## Task statement
Exactly reproduce the lines from the line that has "Transcribe the text in this document." down to the last line of the entries, inclusive.

## Input
= = =

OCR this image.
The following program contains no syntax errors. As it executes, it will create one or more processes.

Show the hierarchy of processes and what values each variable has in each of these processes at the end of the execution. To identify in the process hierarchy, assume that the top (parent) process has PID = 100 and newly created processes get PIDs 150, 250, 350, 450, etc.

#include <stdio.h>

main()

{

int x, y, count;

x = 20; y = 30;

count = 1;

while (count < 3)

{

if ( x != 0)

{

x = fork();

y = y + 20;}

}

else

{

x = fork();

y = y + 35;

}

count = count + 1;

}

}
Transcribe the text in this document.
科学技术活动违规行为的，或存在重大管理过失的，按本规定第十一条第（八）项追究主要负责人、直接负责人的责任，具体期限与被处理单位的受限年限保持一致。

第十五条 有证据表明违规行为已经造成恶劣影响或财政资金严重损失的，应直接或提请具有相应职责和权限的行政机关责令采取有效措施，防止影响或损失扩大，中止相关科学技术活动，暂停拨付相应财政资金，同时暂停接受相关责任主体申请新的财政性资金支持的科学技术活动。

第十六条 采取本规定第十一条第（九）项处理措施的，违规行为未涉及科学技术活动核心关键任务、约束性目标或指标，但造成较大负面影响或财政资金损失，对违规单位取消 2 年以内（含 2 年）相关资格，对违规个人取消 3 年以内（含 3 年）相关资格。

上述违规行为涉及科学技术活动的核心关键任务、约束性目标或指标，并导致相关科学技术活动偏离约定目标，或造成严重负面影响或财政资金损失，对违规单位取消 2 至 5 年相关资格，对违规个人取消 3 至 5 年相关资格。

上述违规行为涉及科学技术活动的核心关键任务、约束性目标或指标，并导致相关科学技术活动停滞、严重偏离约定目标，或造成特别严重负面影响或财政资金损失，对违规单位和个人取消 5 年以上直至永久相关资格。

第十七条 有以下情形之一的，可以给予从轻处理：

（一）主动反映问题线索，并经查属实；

= = =

## Result of the task
Transcribe the text in this document.
科学技术活动违规行为的，或存在重大管理过失的，按本规定第十一条第（八）项追究主要负责人、直接负责人的责任，具体期限与被处理单位的受限年限保持一致。

第十五条 有证据表明违规行为已经造成恶劣影响或财政资金严重损失的，应直接或提请具有相应职责和权限的行政机关责令采取有效措施，防止影响或损失扩大，中止相关科学技术活动，暂停拨付相应财政资金，同时暂停接受相关责任主体申请新的财政性资金支持的科学技术活动。

第十六条 采取本规定第十一条第（九）项处理措施的，违规行为未涉及科学技术活动核心关键任务、约束性目标或指标，但造成较大负面影响或财政资金损失，对违规单位取消 2 年以内（含 2 年）相关资格，对违规个人取消 3 年以内（含 3 年）相关资格。

上述违规行为涉及科学技术活动的核心关键任务、约束性目标或指标，并导致相关科学技术活动偏离约定目标，或造成严重负面影响或财政资金损失，对违规单位取消 2 至 5 年相关资格，对违规个人取消 3 至 5 年相关资格。

上述违规行为涉及科学技术活动的核心关键任务、约束性目标或指标，并导致相关科学技术活动停滞、严重偏离约定目标，或造成特别严重负面影响或财政资金损失，对违规单位和个人取消 5 年以上直至永久相关资格。

第十七条 有以下情形之一的，可以给予从轻处理：

（一）主动反映问题线索，并经查属实；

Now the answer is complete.